Reproduce the material below, substituting "rating-star" for every occurrence of "star-icon" and leaving everything else unchanged.

━━━━━━━━━━

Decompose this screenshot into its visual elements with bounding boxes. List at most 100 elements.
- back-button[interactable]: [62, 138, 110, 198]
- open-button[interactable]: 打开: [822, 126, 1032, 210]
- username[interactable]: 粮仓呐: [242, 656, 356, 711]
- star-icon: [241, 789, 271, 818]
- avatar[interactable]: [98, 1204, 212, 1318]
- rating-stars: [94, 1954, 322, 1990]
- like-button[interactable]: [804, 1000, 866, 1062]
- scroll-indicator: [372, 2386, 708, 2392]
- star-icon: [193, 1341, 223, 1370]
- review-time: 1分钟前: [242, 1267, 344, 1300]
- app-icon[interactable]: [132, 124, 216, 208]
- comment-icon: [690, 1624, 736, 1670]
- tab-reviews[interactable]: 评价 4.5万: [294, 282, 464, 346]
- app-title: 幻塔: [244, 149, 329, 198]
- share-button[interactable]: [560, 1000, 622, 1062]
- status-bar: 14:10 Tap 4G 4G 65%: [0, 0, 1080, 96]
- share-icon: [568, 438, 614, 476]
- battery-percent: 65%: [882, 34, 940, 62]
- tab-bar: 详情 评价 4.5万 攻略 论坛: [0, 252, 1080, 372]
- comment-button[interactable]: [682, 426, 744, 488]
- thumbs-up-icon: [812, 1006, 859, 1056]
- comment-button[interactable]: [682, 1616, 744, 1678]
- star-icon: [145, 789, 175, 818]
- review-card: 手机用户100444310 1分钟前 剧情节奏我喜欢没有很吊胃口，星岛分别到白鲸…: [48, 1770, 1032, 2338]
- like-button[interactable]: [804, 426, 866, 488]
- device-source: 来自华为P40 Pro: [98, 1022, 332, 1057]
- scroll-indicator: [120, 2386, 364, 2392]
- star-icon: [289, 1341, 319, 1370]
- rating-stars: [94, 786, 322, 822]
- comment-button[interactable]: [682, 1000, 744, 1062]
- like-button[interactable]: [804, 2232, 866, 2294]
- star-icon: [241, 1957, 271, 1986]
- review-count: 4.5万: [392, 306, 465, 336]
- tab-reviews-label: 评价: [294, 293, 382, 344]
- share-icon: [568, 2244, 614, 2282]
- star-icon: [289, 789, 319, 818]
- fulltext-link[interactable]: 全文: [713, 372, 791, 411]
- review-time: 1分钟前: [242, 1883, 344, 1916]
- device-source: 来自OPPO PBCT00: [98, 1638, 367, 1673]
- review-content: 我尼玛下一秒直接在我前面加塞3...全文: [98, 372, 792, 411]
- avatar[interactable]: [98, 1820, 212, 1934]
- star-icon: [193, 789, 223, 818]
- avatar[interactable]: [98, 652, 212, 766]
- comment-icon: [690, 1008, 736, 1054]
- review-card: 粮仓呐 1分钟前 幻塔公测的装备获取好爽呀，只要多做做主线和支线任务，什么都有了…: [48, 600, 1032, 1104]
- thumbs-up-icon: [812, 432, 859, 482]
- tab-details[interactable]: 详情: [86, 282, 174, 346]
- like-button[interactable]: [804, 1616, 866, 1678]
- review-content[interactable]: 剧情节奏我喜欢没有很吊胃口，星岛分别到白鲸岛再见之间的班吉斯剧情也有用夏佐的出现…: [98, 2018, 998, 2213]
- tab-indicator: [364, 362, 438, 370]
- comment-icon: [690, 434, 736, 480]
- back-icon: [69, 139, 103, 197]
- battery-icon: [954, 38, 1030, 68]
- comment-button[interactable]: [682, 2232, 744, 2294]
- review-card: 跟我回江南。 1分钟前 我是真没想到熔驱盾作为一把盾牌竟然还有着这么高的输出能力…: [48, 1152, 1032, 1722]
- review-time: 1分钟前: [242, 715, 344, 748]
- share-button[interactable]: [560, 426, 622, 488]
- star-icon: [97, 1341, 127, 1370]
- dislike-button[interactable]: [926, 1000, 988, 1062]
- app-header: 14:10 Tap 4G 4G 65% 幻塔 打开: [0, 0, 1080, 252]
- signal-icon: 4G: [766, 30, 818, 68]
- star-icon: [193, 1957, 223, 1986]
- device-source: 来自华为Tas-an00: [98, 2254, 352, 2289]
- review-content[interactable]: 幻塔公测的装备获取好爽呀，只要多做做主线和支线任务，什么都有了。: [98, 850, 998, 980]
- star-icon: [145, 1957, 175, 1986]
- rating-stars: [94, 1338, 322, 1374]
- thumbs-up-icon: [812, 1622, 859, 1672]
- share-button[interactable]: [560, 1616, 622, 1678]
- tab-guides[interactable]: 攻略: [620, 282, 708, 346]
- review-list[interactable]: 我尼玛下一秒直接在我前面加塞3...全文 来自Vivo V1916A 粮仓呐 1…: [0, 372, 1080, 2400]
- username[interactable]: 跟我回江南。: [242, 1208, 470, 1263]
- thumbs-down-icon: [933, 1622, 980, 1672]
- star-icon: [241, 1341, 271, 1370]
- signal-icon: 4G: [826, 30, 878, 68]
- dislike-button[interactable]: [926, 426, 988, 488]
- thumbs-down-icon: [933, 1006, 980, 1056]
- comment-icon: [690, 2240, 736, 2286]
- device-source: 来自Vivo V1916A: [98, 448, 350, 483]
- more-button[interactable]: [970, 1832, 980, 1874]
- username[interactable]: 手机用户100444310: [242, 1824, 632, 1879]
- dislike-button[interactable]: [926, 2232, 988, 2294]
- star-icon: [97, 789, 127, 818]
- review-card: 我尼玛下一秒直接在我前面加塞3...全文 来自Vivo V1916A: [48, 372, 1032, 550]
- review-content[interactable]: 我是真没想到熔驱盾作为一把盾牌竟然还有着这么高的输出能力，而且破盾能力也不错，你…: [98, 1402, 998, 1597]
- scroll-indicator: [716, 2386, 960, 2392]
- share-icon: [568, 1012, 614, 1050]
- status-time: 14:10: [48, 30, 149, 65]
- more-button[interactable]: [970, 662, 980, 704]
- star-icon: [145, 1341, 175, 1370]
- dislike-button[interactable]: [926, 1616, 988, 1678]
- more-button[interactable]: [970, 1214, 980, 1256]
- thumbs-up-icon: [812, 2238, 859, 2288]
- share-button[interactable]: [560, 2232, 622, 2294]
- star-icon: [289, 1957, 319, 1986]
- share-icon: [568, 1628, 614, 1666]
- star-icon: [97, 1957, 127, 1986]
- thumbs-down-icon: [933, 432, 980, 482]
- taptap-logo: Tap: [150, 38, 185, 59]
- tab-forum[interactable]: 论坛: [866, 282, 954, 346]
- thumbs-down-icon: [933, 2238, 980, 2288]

━━━━━━━━━━

> _ANSWER TO THIS TASK_:
Decompose this screenshot into its visual elements with bounding boxes. List at most 100 elements.
- back-button[interactable]: [62, 138, 110, 198]
- open-button[interactable]: 打开: [822, 126, 1032, 210]
- username[interactable]: 粮仓呐: [242, 656, 356, 711]
- rating-star: [241, 789, 271, 818]
- avatar[interactable]: [98, 1204, 212, 1318]
- rating-stars: [94, 1954, 322, 1990]
- like-button[interactable]: [804, 1000, 866, 1062]
- scroll-indicator: [372, 2386, 708, 2392]
- rating-star: [193, 1341, 223, 1370]
- review-time: 1分钟前: [242, 1267, 344, 1300]
- app-icon[interactable]: [132, 124, 216, 208]
- comment-icon: [690, 1624, 736, 1670]
- tab-reviews[interactable]: 评价 4.5万: [294, 282, 464, 346]
- app-title: 幻塔: [244, 149, 329, 198]
- share-button[interactable]: [560, 1000, 622, 1062]
- status-bar: 14:10 Tap 4G 4G 65%: [0, 0, 1080, 96]
- share-icon: [568, 438, 614, 476]
- battery-percent: 65%: [882, 34, 940, 62]
- tab-bar: 详情 评价 4.5万 攻略 论坛: [0, 252, 1080, 372]
- comment-button[interactable]: [682, 426, 744, 488]
- thumbs-up-icon: [812, 1006, 859, 1056]
- comment-button[interactable]: [682, 1616, 744, 1678]
- rating-star: [145, 789, 175, 818]
- review-card: 手机用户100444310 1分钟前 剧情节奏我喜欢没有很吊胃口，星岛分别到白鲸…: [48, 1770, 1032, 2338]
- like-button[interactable]: [804, 426, 866, 488]
- device-source: 来自华为P40 Pro: [98, 1022, 332, 1057]
- scroll-indicator: [120, 2386, 364, 2392]
- rating-star: [289, 1341, 319, 1370]
- rating-stars: [94, 786, 322, 822]
- comment-button[interactable]: [682, 1000, 744, 1062]
- like-button[interactable]: [804, 2232, 866, 2294]
- rating-star: [241, 1957, 271, 1986]
- review-count: 4.5万: [392, 306, 465, 336]
- tab-reviews-label: 评价: [294, 293, 382, 344]
- share-icon: [568, 2244, 614, 2282]
- rating-star: [289, 789, 319, 818]
- fulltext-link[interactable]: 全文: [713, 372, 791, 411]
- review-time: 1分钟前: [242, 1883, 344, 1916]
- device-source: 来自OPPO PBCT00: [98, 1638, 367, 1673]
- review-content: 我尼玛下一秒直接在我前面加塞3...全文: [98, 372, 792, 411]
- avatar[interactable]: [98, 1820, 212, 1934]
- rating-star: [193, 789, 223, 818]
- avatar[interactable]: [98, 652, 212, 766]
- comment-icon: [690, 1008, 736, 1054]
- review-card: 粮仓呐 1分钟前 幻塔公测的装备获取好爽呀，只要多做做主线和支线任务，什么都有了…: [48, 600, 1032, 1104]
- thumbs-up-icon: [812, 432, 859, 482]
- tab-details[interactable]: 详情: [86, 282, 174, 346]
- like-button[interactable]: [804, 1616, 866, 1678]
- review-content[interactable]: 剧情节奏我喜欢没有很吊胃口，星岛分别到白鲸岛再见之间的班吉斯剧情也有用夏佐的出现…: [98, 2018, 998, 2213]
- tab-indicator: [364, 362, 438, 370]
- comment-icon: [690, 434, 736, 480]
- back-icon: [69, 139, 103, 197]
- battery-icon: [954, 38, 1030, 68]
- comment-button[interactable]: [682, 2232, 744, 2294]
- review-card: 跟我回江南。 1分钟前 我是真没想到熔驱盾作为一把盾牌竟然还有着这么高的输出能力…: [48, 1152, 1032, 1722]
- review-time: 1分钟前: [242, 715, 344, 748]
- share-button[interactable]: [560, 426, 622, 488]
- rating-star: [97, 1341, 127, 1370]
- dislike-button[interactable]: [926, 1000, 988, 1062]
- app-header: 14:10 Tap 4G 4G 65% 幻塔 打开: [0, 0, 1080, 252]
- signal-icon: 4G: [766, 30, 818, 68]
- rating-star: [193, 1957, 223, 1986]
- device-source: 来自华为Tas-an00: [98, 2254, 352, 2289]
- review-content[interactable]: 幻塔公测的装备获取好爽呀，只要多做做主线和支线任务，什么都有了。: [98, 850, 998, 980]
- rating-star: [145, 1957, 175, 1986]
- rating-stars: [94, 1338, 322, 1374]
- thumbs-up-icon: [812, 1622, 859, 1672]
- share-button[interactable]: [560, 1616, 622, 1678]
- tab-guides[interactable]: 攻略: [620, 282, 708, 346]
- review-list[interactable]: 我尼玛下一秒直接在我前面加塞3...全文 来自Vivo V1916A 粮仓呐 1…: [0, 372, 1080, 2400]
- username[interactable]: 跟我回江南。: [242, 1208, 470, 1263]
- thumbs-down-icon: [933, 1622, 980, 1672]
- rating-star: [241, 1341, 271, 1370]
- signal-icon: 4G: [826, 30, 878, 68]
- dislike-button[interactable]: [926, 426, 988, 488]
- thumbs-down-icon: [933, 1006, 980, 1056]
- comment-icon: [690, 2240, 736, 2286]
- device-source: 来自Vivo V1916A: [98, 448, 350, 483]
- more-button[interactable]: [970, 1832, 980, 1874]
- username[interactable]: 手机用户100444310: [242, 1824, 632, 1879]
- dislike-button[interactable]: [926, 2232, 988, 2294]
- rating-star: [97, 789, 127, 818]
- review-card: 我尼玛下一秒直接在我前面加塞3...全文 来自Vivo V1916A: [48, 372, 1032, 550]
- review-content[interactable]: 我是真没想到熔驱盾作为一把盾牌竟然还有着这么高的输出能力，而且破盾能力也不错，你…: [98, 1402, 998, 1597]
- scroll-indicator: [716, 2386, 960, 2392]
- share-icon: [568, 1012, 614, 1050]
- status-time: 14:10: [48, 30, 149, 65]
- more-button[interactable]: [970, 662, 980, 704]
- rating-star: [145, 1341, 175, 1370]
- dislike-button[interactable]: [926, 1616, 988, 1678]
- more-button[interactable]: [970, 1214, 980, 1256]
- thumbs-up-icon: [812, 2238, 859, 2288]
- share-button[interactable]: [560, 2232, 622, 2294]
- rating-star: [289, 1957, 319, 1986]
- share-icon: [568, 1628, 614, 1666]
- rating-star: [97, 1957, 127, 1986]
- thumbs-down-icon: [933, 432, 980, 482]
- taptap-logo: Tap: [150, 38, 185, 59]
- tab-forum[interactable]: 论坛: [866, 282, 954, 346]
- thumbs-down-icon: [933, 2238, 980, 2288]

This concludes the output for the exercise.